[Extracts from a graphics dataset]
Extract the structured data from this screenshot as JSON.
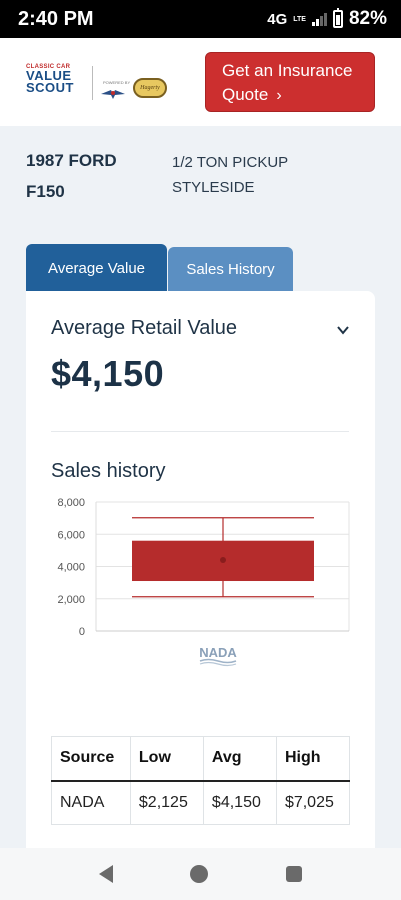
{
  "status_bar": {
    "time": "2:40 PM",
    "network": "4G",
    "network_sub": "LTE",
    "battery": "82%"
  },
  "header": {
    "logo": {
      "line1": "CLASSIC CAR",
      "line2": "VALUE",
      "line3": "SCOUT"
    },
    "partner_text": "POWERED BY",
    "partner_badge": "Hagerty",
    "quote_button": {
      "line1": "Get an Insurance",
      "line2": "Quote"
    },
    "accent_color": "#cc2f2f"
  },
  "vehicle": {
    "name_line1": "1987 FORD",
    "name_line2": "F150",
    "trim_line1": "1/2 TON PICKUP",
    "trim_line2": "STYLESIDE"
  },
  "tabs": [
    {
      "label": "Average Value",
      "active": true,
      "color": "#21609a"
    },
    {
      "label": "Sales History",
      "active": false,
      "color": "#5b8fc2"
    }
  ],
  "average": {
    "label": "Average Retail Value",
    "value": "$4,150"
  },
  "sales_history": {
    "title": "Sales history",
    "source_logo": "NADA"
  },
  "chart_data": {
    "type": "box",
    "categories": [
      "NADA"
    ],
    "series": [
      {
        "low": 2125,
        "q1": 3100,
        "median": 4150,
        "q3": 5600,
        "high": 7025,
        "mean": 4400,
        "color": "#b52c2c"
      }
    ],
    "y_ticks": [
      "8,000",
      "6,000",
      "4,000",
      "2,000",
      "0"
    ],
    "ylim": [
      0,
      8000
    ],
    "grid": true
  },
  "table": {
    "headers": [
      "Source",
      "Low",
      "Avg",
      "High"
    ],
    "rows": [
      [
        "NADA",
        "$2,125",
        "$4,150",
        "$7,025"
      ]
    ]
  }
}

- Stated task:
Find the string "label" in the listing and return every line that holds it.

- In response:
      "label": "Average Value",
      "label": "Sales History",
    "label": "Average Retail Value",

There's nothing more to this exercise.